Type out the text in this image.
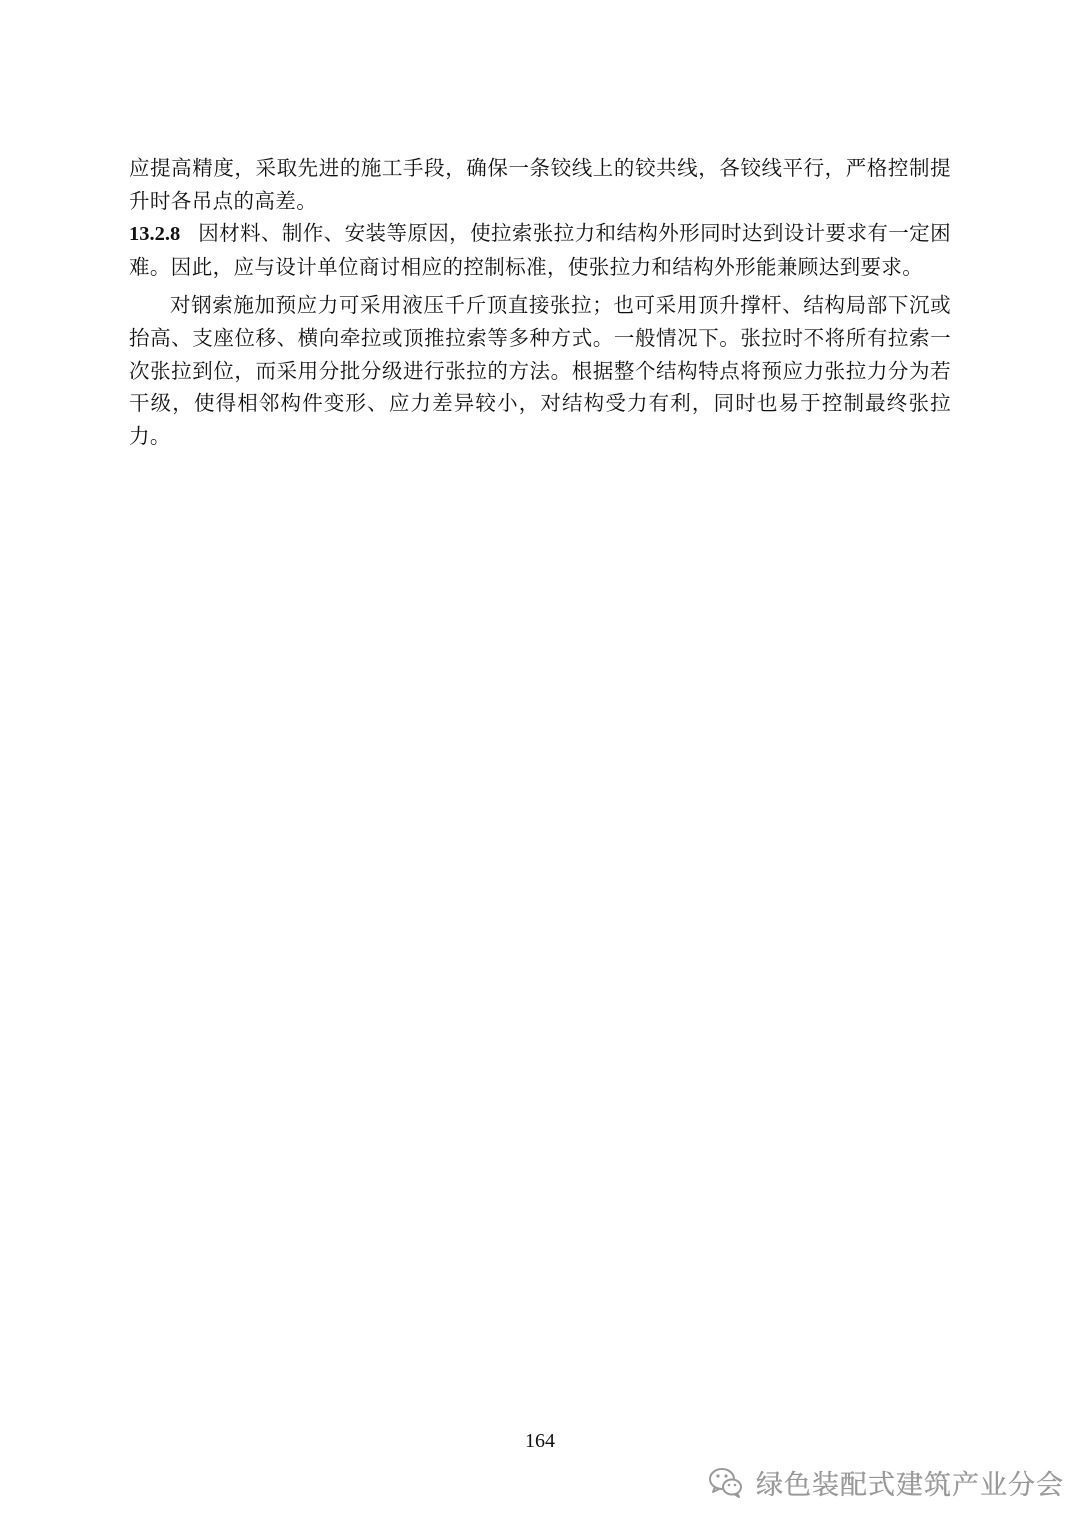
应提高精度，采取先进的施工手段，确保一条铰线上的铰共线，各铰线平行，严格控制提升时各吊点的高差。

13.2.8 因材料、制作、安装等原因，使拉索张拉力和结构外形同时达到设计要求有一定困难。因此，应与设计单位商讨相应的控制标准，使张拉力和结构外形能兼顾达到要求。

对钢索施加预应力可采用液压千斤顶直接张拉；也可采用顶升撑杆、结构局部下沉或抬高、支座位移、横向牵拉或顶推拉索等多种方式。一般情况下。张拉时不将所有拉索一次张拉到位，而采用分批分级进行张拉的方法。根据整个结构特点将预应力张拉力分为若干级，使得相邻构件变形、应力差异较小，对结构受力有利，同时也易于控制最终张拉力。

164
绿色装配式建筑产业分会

(WHAT THE EXERCISE ASKS) Copy the records above exactly, omitting every picture.

(THE RESPONSE)
Type out the text in this image.
应提高精度，采取先进的施工手段，确保一条铰线上的铰共线，各铰线平行，严格控制提升时各吊点的高差。

13.2.8 因材料、制作、安装等原因，使拉索张拉力和结构外形同时达到设计要求有一定困难。因此，应与设计单位商讨相应的控制标准，使张拉力和结构外形能兼顾达到要求。

对钢索施加预应力可采用液压千斤顶直接张拉；也可采用顶升撑杆、结构局部下沉或抬高、支座位移、横向牵拉或顶推拉索等多种方式。一般情况下。张拉时不将所有拉索一次张拉到位，而采用分批分级进行张拉的方法。根据整个结构特点将预应力张拉力分为若干级，使得相邻构件变形、应力差异较小，对结构受力有利，同时也易于控制最终张拉力。

164
绿色装配式建筑产业分会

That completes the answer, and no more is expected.